* [Exercise description] Copy each line where the word "conflict" occurs.

* [Data in this exercise]
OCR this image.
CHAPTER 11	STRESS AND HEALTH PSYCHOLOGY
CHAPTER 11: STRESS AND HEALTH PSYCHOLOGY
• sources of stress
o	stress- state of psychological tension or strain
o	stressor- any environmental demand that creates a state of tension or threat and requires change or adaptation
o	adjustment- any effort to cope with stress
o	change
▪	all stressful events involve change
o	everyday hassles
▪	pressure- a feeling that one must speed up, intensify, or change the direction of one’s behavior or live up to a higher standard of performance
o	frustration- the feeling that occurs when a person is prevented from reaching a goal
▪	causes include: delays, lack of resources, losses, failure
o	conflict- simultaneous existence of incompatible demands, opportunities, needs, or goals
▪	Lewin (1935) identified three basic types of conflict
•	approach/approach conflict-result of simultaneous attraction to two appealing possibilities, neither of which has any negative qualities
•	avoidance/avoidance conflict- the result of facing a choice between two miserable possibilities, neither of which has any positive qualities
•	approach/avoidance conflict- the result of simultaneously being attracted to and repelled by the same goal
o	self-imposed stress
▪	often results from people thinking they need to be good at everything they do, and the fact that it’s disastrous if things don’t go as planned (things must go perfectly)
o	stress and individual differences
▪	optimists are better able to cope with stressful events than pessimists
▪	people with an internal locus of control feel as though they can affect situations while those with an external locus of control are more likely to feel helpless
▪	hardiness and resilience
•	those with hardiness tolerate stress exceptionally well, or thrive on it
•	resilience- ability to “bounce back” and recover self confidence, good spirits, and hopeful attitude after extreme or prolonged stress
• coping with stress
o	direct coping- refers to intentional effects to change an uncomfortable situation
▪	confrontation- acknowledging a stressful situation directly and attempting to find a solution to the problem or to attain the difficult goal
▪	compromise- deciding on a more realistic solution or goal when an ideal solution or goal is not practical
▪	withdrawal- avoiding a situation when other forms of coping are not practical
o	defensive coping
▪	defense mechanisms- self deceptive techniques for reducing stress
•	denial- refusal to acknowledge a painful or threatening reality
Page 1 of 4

---

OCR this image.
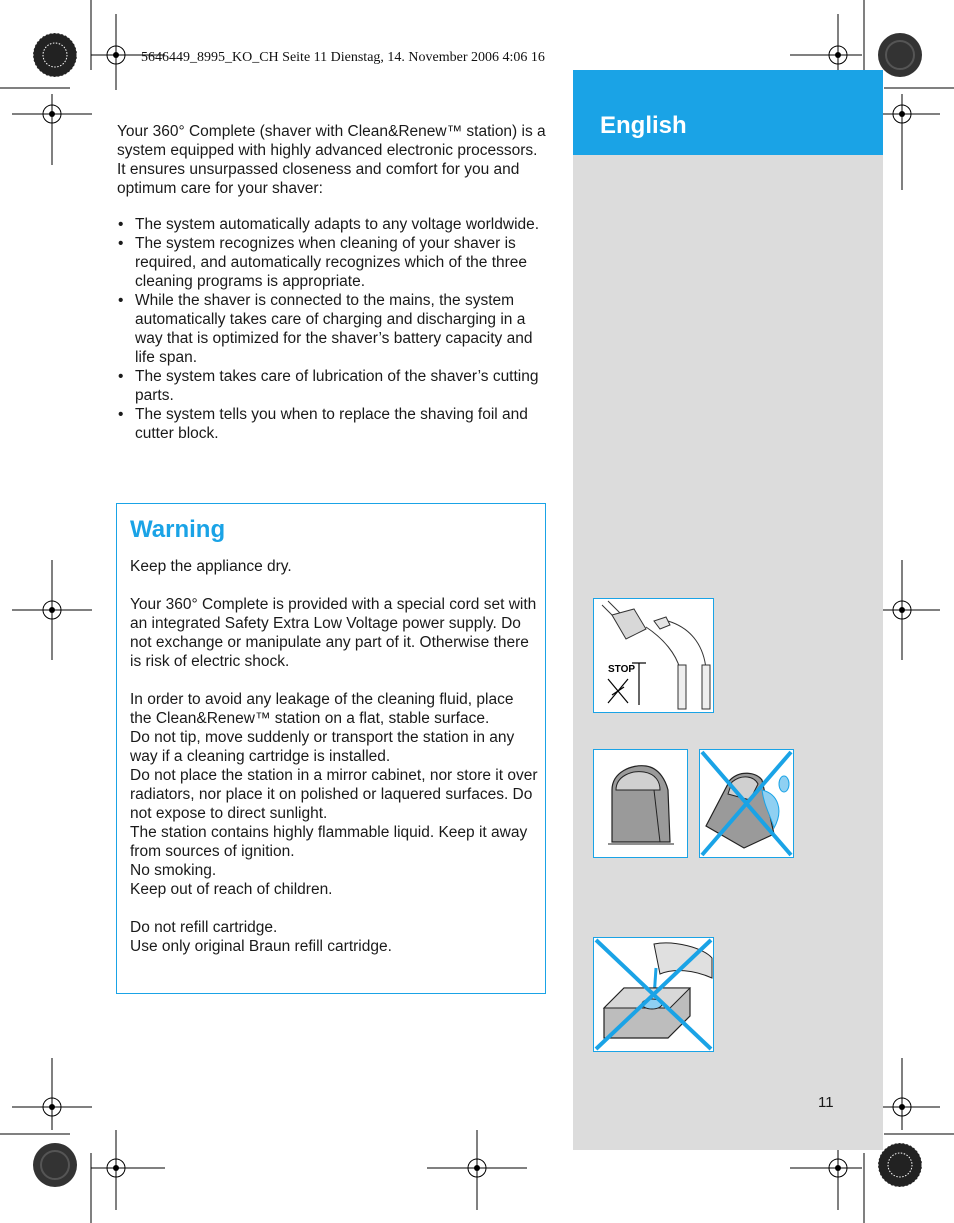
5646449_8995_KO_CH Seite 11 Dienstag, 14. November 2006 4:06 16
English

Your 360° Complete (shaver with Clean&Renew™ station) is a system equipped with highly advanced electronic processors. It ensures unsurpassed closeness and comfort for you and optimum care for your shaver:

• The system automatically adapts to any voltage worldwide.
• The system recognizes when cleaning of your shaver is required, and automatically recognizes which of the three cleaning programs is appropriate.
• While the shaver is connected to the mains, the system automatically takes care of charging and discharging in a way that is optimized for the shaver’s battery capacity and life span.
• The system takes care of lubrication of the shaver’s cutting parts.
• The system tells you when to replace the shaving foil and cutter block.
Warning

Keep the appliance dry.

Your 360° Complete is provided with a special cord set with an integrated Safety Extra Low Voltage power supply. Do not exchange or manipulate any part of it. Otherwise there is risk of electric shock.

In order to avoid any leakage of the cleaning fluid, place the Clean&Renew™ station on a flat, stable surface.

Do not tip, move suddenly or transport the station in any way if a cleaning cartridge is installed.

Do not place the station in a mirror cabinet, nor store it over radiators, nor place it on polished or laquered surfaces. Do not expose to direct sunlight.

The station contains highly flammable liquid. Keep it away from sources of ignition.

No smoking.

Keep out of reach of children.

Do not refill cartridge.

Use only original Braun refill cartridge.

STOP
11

* [Full response]
o	conflict- simultaneous existence of incompatible demands, opportunities, needs, or goals
▪	Lewin (1935) identified three basic types of conflict
•	approach/approach conflict-result of simultaneous attraction to two appealing possibilities, neither of which has any negative qualities
•	avoidance/avoidance conflict- the result of facing a choice between two miserable possibilities, neither of which has any positive qualities
•	approach/avoidance conflict- the result of simultaneously being attracted to and repelled by the same goal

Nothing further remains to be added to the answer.